>>>>>

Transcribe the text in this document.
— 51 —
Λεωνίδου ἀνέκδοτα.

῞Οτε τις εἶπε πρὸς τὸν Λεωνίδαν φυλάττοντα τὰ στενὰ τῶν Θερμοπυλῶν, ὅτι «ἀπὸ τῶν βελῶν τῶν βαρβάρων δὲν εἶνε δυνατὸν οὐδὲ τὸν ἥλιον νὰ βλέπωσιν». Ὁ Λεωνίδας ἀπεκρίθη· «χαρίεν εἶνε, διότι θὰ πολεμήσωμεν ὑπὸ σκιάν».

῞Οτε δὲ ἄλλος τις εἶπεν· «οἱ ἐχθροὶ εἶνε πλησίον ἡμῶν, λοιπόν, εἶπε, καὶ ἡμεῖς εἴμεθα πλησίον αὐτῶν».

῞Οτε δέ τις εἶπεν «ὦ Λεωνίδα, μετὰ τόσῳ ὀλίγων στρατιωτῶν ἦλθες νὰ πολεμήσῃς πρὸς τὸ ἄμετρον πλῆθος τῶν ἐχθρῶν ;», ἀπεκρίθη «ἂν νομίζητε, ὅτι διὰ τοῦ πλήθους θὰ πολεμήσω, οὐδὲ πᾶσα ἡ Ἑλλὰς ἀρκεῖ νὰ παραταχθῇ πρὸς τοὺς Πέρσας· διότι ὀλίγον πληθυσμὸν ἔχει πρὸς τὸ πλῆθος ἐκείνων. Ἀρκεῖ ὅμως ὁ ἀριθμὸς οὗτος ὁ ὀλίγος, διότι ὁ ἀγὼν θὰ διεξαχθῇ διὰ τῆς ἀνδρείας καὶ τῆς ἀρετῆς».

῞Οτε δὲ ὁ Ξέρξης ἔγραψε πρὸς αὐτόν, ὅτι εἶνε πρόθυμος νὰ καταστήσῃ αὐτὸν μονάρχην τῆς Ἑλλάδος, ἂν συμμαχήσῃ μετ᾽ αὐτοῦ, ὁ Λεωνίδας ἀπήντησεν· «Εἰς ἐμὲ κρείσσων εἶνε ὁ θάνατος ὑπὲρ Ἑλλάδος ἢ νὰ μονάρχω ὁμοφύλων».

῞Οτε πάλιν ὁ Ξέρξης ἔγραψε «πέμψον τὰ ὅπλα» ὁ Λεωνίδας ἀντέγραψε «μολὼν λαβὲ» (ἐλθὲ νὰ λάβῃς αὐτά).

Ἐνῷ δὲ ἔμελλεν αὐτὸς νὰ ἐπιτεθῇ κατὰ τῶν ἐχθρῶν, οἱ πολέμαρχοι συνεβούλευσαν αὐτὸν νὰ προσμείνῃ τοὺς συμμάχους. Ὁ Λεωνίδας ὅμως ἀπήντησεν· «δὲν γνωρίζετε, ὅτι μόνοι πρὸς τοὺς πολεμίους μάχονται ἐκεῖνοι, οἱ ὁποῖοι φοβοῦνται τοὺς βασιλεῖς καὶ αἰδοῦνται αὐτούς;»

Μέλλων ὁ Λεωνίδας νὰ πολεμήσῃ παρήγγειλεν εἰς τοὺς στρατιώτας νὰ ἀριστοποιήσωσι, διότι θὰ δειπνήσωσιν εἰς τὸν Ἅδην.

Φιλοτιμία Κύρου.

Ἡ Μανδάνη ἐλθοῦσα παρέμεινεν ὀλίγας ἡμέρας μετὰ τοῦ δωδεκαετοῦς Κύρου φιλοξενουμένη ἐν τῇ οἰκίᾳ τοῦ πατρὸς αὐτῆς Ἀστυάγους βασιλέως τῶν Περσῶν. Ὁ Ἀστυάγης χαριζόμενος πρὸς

<<<<<

* Written instruction
Every entry must be retyped in full, exactly as given.

* Task solution
Transcribe the text in this document.
— 51 —
Λεωνίδου ἀνέκδοτα.

῞Οτε τις εἶπε πρὸς τὸν Λεωνίδαν φυλάττοντα τὰ στενὰ τῶν Θερμοπυλῶν, ὅτι «ἀπὸ τῶν βελῶν τῶν βαρβάρων δὲν εἶνε δυνατὸν οὐδὲ τὸν ἥλιον νὰ βλέπωσιν». Ὁ Λεωνίδας ἀπεκρίθη· «χαρίεν εἶνε, διότι θὰ πολεμήσωμεν ὑπὸ σκιάν».

῞Οτε δὲ ἄλλος τις εἶπεν· «οἱ ἐχθροὶ εἶνε πλησίον ἡμῶν, λοιπόν, εἶπε, καὶ ἡμεῖς εἴμεθα πλησίον αὐτῶν».

῞Οτε δέ τις εἶπεν «ὦ Λεωνίδα, μετὰ τόσῳ ὀλίγων στρατιωτῶν ἦλθες νὰ πολεμήσῃς πρὸς τὸ ἄμετρον πλῆθος τῶν ἐχθρῶν ;», ἀπεκρίθη «ἂν νομίζητε, ὅτι διὰ τοῦ πλήθους θὰ πολεμήσω, οὐδὲ πᾶσα ἡ Ἑλλὰς ἀρκεῖ νὰ παραταχθῇ πρὸς τοὺς Πέρσας· διότι ὀλίγον πληθυσμὸν ἔχει πρὸς τὸ πλῆθος ἐκείνων. Ἀρκεῖ ὅμως ὁ ἀριθμὸς οὗτος ὁ ὀλίγος, διότι ὁ ἀγὼν θὰ διεξαχθῇ διὰ τῆς ἀνδρείας καὶ τῆς ἀρετῆς».

῞Οτε δὲ ὁ Ξέρξης ἔγραψε πρὸς αὐτόν, ὅτι εἶνε πρόθυμος νὰ καταστήσῃ αὐτὸν μονάρχην τῆς Ἑλλάδος, ἂν συμμαχήσῃ μετ᾽ αὐτοῦ, ὁ Λεωνίδας ἀπήντησεν· «Εἰς ἐμὲ κρείσσων εἶνε ὁ θάνατος ὑπὲρ Ἑλλάδος ἢ νὰ μονάρχω ὁμοφύλων».

῞Οτε πάλιν ὁ Ξέρξης ἔγραψε «πέμψον τὰ ὅπλα» ὁ Λεωνίδας ἀντέγραψε «μολὼν λαβὲ» (ἐλθὲ νὰ λάβῃς αὐτά).

Ἐνῷ δὲ ἔμελλεν αὐτὸς νὰ ἐπιτεθῇ κατὰ τῶν ἐχθρῶν, οἱ πολέμαρχοι συνεβούλευσαν αὐτὸν νὰ προσμείνῃ τοὺς συμμάχους. Ὁ Λεωνίδας ὅμως ἀπήντησεν· «δὲν γνωρίζετε, ὅτι μόνοι πρὸς τοὺς πολεμίους μάχονται ἐκεῖνοι, οἱ ὁποῖοι φοβοῦνται τοὺς βασιλεῖς καὶ αἰδοῦνται αὐτούς;»

Μέλλων ὁ Λεωνίδας νὰ πολεμήσῃ παρήγγειλεν εἰς τοὺς στρατιώτας νὰ ἀριστοποιήσωσι, διότι θὰ δειπνήσωσιν εἰς τὸν Ἅδην.

Φιλοτιμία Κύρου.

Ἡ Μανδάνη ἐλθοῦσα παρέμεινεν ὀλίγας ἡμέρας μετὰ τοῦ δωδεκαετοῦς Κύρου φιλοξενουμένη ἐν τῇ οἰκίᾳ τοῦ πατρὸς αὐτῆς Ἀστυάγους βασιλέως τῶν Περσῶν. Ὁ Ἀστυάγης χαριζόμενος πρὸς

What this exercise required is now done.